Provided records:
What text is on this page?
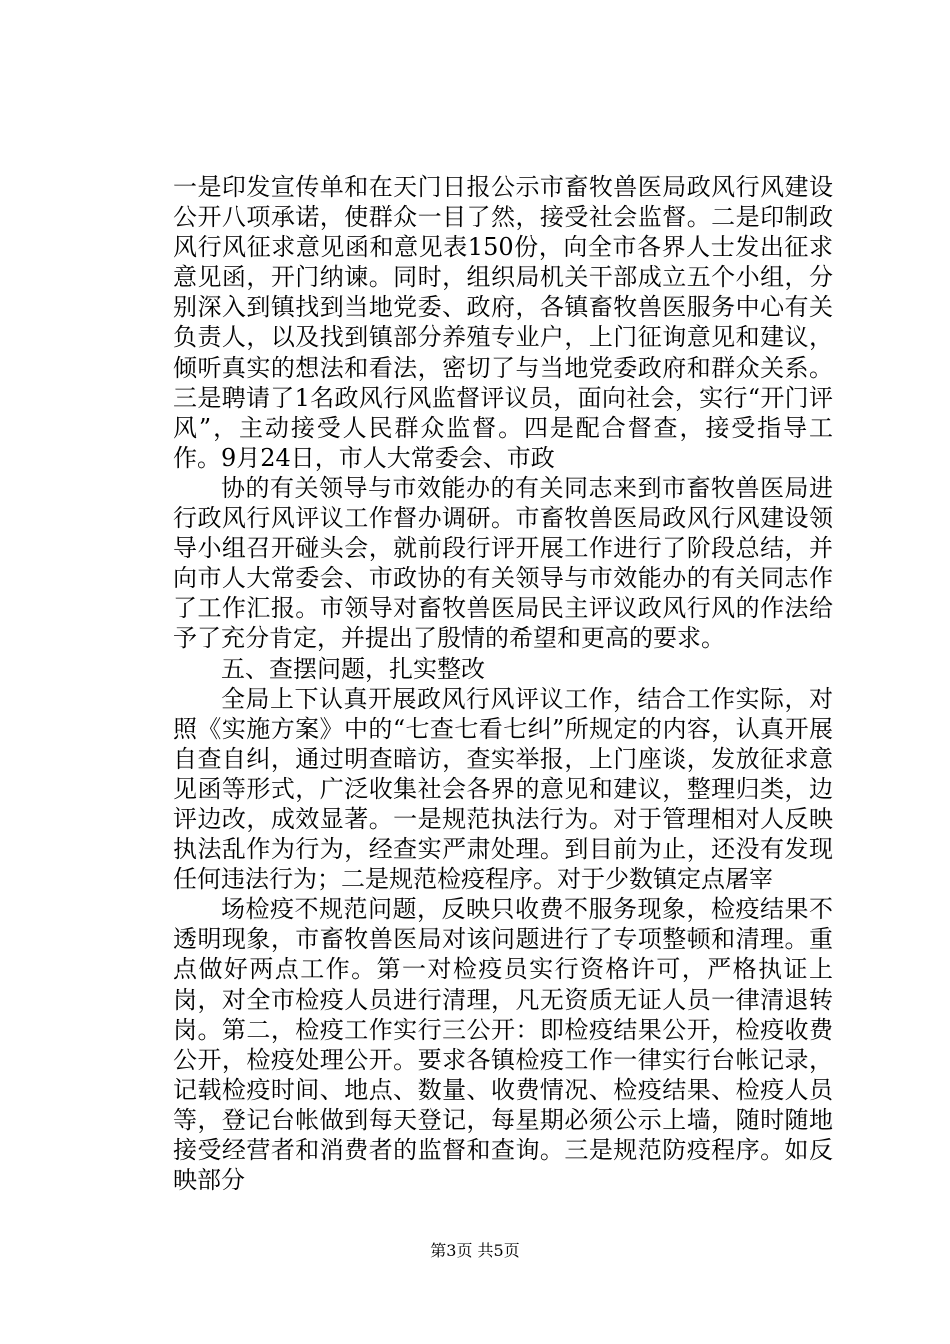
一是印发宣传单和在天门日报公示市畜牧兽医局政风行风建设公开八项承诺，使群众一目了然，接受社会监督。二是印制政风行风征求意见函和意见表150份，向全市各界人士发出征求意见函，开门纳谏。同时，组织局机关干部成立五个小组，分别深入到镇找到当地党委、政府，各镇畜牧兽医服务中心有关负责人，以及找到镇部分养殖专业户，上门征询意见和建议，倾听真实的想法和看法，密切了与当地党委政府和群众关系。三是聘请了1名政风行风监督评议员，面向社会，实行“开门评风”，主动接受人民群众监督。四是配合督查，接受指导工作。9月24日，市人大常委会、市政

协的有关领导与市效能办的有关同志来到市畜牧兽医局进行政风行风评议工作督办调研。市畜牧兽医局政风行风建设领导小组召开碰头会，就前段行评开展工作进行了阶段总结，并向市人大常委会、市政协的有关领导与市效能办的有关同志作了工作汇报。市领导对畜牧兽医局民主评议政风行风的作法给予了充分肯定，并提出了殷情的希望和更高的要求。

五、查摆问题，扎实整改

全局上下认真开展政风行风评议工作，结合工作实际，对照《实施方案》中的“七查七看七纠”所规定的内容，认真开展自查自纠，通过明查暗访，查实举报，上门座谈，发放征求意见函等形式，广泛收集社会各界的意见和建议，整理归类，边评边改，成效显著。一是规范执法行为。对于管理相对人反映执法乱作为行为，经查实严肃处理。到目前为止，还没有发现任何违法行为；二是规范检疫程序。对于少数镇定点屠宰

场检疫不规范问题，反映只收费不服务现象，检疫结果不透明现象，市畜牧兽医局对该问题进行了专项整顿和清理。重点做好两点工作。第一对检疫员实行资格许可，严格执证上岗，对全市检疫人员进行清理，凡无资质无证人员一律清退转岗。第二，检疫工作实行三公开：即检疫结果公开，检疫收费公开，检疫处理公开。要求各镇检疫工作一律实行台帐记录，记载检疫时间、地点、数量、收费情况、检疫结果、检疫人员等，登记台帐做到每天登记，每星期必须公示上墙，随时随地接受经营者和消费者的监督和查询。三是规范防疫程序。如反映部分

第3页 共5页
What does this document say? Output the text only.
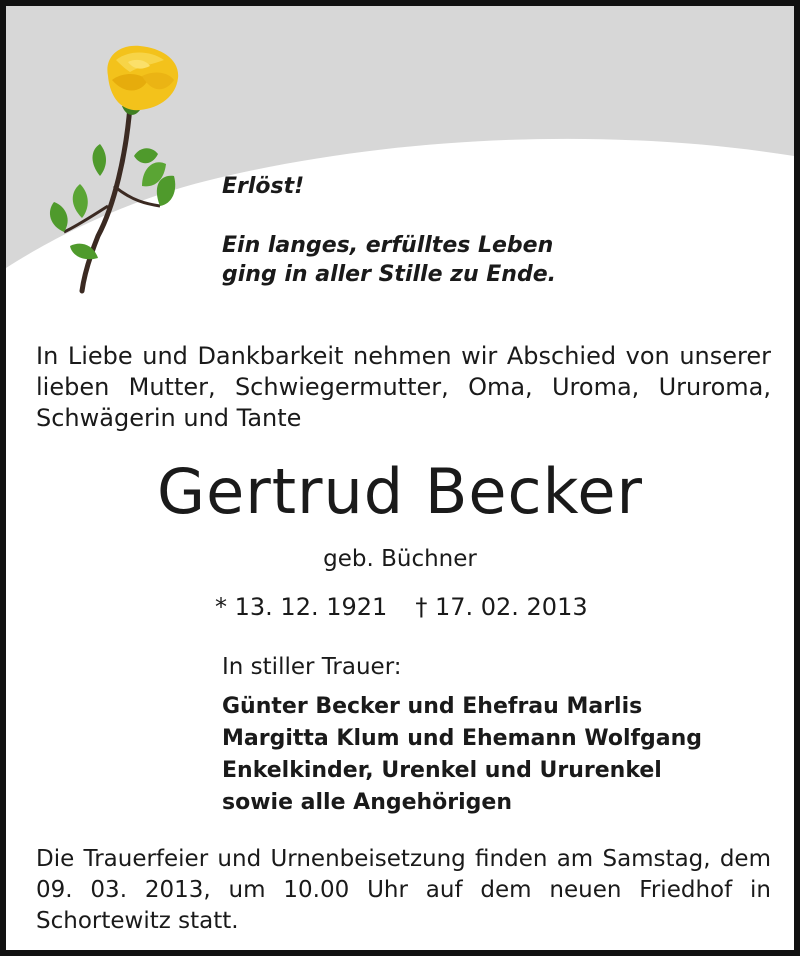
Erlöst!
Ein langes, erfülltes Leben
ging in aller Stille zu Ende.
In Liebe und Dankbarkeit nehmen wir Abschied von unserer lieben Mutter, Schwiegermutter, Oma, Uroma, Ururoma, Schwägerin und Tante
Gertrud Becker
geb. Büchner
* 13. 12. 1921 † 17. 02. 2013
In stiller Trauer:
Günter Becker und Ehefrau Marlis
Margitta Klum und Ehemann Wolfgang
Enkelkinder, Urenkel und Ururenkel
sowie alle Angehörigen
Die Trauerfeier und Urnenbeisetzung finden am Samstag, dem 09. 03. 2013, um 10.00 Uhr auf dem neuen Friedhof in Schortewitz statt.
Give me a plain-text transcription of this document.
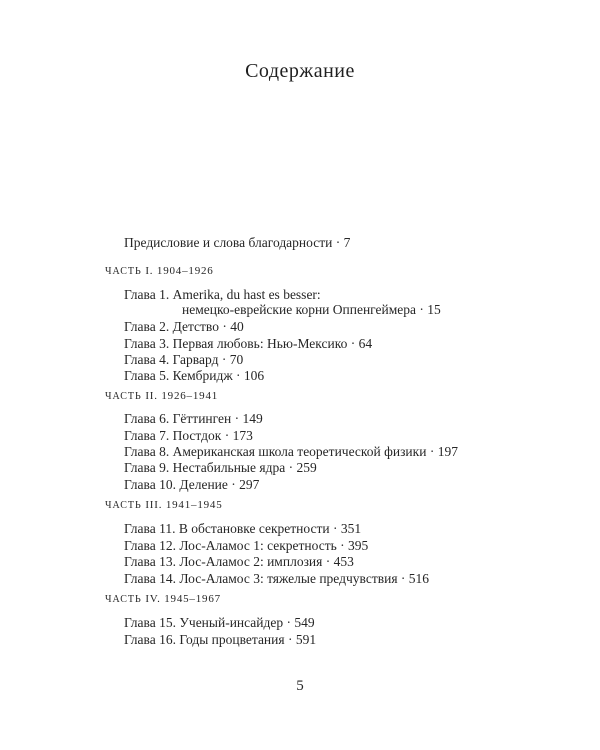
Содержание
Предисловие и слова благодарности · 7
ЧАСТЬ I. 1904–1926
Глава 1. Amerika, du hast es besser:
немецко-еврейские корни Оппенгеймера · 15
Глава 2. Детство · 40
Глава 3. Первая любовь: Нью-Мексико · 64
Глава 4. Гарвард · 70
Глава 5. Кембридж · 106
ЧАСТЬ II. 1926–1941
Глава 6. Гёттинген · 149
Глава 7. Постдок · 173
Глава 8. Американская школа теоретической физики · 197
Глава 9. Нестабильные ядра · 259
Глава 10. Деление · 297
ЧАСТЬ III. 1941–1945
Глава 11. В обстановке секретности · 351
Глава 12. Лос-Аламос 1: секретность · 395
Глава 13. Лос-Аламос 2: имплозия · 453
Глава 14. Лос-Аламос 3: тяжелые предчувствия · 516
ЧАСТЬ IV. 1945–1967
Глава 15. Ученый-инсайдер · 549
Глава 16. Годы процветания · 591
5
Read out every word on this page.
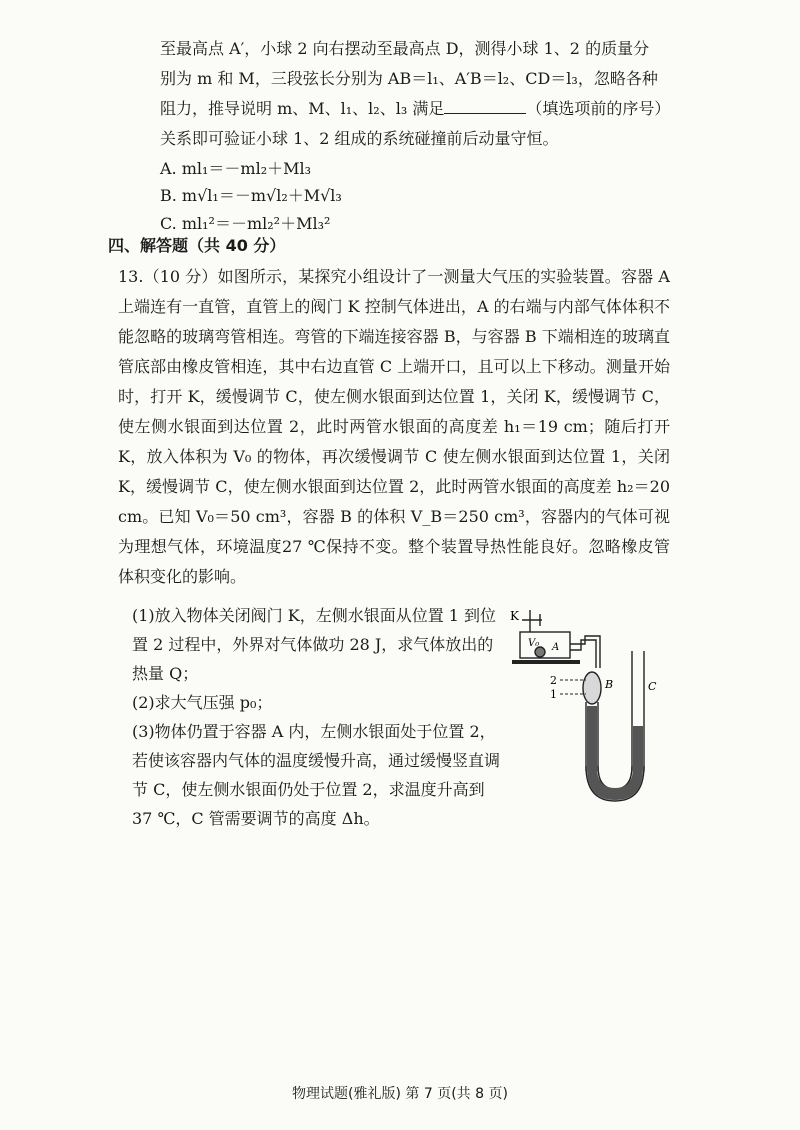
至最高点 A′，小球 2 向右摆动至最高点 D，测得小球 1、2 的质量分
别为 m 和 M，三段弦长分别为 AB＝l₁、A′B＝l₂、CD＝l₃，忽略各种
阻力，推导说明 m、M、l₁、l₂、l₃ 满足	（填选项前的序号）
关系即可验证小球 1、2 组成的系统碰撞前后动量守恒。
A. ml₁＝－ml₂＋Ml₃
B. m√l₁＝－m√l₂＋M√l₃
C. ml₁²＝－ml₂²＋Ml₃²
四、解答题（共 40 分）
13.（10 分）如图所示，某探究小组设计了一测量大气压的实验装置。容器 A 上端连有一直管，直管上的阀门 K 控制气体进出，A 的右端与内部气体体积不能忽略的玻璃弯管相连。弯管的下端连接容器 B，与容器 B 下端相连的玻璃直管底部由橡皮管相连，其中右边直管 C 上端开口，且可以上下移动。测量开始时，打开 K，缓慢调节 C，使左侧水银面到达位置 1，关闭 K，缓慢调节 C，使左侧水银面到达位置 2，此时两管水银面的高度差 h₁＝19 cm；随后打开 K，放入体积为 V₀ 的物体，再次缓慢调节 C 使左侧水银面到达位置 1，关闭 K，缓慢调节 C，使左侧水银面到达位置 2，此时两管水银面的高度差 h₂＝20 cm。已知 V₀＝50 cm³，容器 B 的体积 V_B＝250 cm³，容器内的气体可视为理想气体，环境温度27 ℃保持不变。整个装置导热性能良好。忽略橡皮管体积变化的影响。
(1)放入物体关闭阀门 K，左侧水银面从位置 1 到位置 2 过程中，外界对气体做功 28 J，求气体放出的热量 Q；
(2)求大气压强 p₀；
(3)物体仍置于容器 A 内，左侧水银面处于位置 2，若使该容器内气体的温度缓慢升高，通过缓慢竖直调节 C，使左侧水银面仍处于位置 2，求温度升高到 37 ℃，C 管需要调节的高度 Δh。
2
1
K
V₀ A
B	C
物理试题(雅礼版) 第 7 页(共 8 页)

Objective: Go over the entries above and say how many lines hold the string "page", with no other text.

Response: 2